*** INFORMATION SHOWN

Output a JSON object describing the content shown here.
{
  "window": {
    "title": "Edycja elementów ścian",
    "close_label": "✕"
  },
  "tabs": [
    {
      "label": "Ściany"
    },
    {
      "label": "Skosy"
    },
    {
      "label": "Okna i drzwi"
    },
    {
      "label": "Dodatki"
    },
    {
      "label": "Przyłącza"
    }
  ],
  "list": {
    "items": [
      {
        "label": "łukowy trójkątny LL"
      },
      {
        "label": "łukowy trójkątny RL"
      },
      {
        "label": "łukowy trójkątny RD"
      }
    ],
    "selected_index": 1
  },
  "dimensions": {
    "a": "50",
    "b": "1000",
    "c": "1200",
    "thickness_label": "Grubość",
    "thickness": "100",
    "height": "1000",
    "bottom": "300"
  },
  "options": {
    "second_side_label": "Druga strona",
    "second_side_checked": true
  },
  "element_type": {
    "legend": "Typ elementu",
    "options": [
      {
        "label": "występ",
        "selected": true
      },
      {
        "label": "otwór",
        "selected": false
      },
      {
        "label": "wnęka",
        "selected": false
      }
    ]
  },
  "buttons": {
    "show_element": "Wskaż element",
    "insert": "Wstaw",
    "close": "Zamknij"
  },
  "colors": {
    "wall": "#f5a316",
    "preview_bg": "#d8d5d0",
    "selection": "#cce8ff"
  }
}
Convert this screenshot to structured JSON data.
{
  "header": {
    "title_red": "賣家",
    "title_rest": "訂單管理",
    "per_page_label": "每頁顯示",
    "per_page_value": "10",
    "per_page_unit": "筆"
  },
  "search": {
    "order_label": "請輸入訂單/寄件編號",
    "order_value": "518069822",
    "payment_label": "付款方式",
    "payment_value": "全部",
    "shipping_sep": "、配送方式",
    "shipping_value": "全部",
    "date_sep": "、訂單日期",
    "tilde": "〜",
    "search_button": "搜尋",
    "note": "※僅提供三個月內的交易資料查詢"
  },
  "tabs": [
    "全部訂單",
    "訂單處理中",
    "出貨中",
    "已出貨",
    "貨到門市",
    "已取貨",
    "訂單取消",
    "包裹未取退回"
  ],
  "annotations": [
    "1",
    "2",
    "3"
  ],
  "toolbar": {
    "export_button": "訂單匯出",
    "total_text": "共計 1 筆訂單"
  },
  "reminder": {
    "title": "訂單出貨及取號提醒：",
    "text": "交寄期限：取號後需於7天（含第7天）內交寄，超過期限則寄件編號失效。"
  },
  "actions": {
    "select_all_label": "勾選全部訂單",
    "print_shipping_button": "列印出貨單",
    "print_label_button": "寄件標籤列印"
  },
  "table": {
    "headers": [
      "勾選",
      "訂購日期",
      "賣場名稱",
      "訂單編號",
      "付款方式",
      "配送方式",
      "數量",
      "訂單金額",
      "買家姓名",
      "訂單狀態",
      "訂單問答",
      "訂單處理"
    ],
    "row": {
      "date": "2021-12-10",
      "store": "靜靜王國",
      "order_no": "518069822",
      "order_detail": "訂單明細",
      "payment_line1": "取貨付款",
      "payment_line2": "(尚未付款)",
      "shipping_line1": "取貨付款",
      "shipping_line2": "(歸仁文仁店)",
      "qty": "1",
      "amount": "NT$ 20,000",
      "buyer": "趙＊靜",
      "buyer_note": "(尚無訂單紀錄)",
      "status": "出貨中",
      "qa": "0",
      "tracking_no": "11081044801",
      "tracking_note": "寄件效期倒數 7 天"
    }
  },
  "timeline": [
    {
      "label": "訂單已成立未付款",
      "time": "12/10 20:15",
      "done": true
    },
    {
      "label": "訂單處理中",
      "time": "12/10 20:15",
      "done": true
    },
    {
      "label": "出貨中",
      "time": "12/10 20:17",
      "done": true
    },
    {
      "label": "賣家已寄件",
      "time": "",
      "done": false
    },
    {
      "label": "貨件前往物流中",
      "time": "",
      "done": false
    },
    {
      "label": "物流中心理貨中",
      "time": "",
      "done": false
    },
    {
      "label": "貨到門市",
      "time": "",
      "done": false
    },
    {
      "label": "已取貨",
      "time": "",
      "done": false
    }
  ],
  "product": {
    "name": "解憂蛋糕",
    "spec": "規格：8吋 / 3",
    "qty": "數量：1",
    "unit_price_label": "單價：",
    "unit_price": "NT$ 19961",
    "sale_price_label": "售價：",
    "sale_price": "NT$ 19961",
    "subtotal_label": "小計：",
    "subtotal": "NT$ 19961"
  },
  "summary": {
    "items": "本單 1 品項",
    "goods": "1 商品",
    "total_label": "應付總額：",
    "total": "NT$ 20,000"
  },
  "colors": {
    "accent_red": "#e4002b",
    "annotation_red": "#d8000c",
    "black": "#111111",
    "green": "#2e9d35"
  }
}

******

**TASK PROMPT**:
Retype every entry above, word for word.

**EXERCISE OUTPUT**:
Output a JSON object describing the content shown here.
{
  "window": {
    "title": "Edycja elementów ścian",
    "close_label": "✕"
  },
  "tabs": [
    {
      "label": "Ściany"
    },
    {
      "label": "Skosy"
    },
    {
      "label": "Okna i drzwi"
    },
    {
      "label": "Dodatki"
    },
    {
      "label": "Przyłącza"
    }
  ],
  "list": {
    "items": [
      {
        "label": "łukowy trójkątny LL"
      },
      {
        "label": "łukowy trójkątny RL"
      },
      {
        "label": "łukowy trójkątny RD"
      }
    ],
    "selected_index": 1
  },
  "dimensions": {
    "a": "50",
    "b": "1000",
    "c": "1200",
    "thickness_label": "Grubość",
    "thickness": "100",
    "height": "1000",
    "bottom": "300"
  },
  "options": {
    "second_side_label": "Druga strona",
    "second_side_checked": true
  },
  "element_type": {
    "legend": "Typ elementu",
    "options": [
      {
        "label": "występ",
        "selected": true
      },
      {
        "label": "otwór",
        "selected": false
      },
      {
        "label": "wnęka",
        "selected": false
      }
    ]
  },
  "buttons": {
    "show_element": "Wskaż element",
    "insert": "Wstaw",
    "close": "Zamknij"
  },
  "colors": {
    "wall": "#f5a316",
    "preview_bg": "#d8d5d0",
    "selection": "#cce8ff"
  }
}
Convert this screenshot to structured JSON data.
{
  "header": {
    "title_red": "賣家",
    "title_rest": "訂單管理",
    "per_page_label": "每頁顯示",
    "per_page_value": "10",
    "per_page_unit": "筆"
  },
  "search": {
    "order_label": "請輸入訂單/寄件編號",
    "order_value": "518069822",
    "payment_label": "付款方式",
    "payment_value": "全部",
    "shipping_sep": "、配送方式",
    "shipping_value": "全部",
    "date_sep": "、訂單日期",
    "tilde": "〜",
    "search_button": "搜尋",
    "note": "※僅提供三個月內的交易資料查詢"
  },
  "tabs": [
    "全部訂單",
    "訂單處理中",
    "出貨中",
    "已出貨",
    "貨到門市",
    "已取貨",
    "訂單取消",
    "包裹未取退回"
  ],
  "annotations": [
    "1",
    "2",
    "3"
  ],
  "toolbar": {
    "export_button": "訂單匯出",
    "total_text": "共計 1 筆訂單"
  },
  "reminder": {
    "title": "訂單出貨及取號提醒：",
    "text": "交寄期限：取號後需於7天（含第7天）內交寄，超過期限則寄件編號失效。"
  },
  "actions": {
    "select_all_label": "勾選全部訂單",
    "print_shipping_button": "列印出貨單",
    "print_label_button": "寄件標籤列印"
  },
  "table": {
    "headers": [
      "勾選",
      "訂購日期",
      "賣場名稱",
      "訂單編號",
      "付款方式",
      "配送方式",
      "數量",
      "訂單金額",
      "買家姓名",
      "訂單狀態",
      "訂單問答",
      "訂單處理"
    ],
    "row": {
      "date": "2021-12-10",
      "store": "靜靜王國",
      "order_no": "518069822",
      "order_detail": "訂單明細",
      "payment_line1": "取貨付款",
      "payment_line2": "(尚未付款)",
      "shipping_line1": "取貨付款",
      "shipping_line2": "(歸仁文仁店)",
      "qty": "1",
      "amount": "NT$ 20,000",
      "buyer": "趙＊靜",
      "buyer_note": "(尚無訂單紀錄)",
      "status": "出貨中",
      "qa": "0",
      "tracking_no": "11081044801",
      "tracking_note": "寄件效期倒數 7 天"
    }
  },
  "timeline": [
    {
      "label": "訂單已成立未付款",
      "time": "12/10 20:15",
      "done": true
    },
    {
      "label": "訂單處理中",
      "time": "12/10 20:15",
      "done": true
    },
    {
      "label": "出貨中",
      "time": "12/10 20:17",
      "done": true
    },
    {
      "label": "賣家已寄件",
      "time": "",
      "done": false
    },
    {
      "label": "貨件前往物流中",
      "time": "",
      "done": false
    },
    {
      "label": "物流中心理貨中",
      "time": "",
      "done": false
    },
    {
      "label": "貨到門市",
      "time": "",
      "done": false
    },
    {
      "label": "已取貨",
      "time": "",
      "done": false
    }
  ],
  "product": {
    "name": "解憂蛋糕",
    "spec": "規格：8吋 / 3",
    "qty": "數量：1",
    "unit_price_label": "單價：",
    "unit_price": "NT$ 19961",
    "sale_price_label": "售價：",
    "sale_price": "NT$ 19961",
    "subtotal_label": "小計：",
    "subtotal": "NT$ 19961"
  },
  "summary": {
    "items": "本單 1 品項",
    "goods": "1 商品",
    "total_label": "應付總額：",
    "total": "NT$ 20,000"
  },
  "colors": {
    "accent_red": "#e4002b",
    "annotation_red": "#d8000c",
    "black": "#111111",
    "green": "#2e9d35"
  }
}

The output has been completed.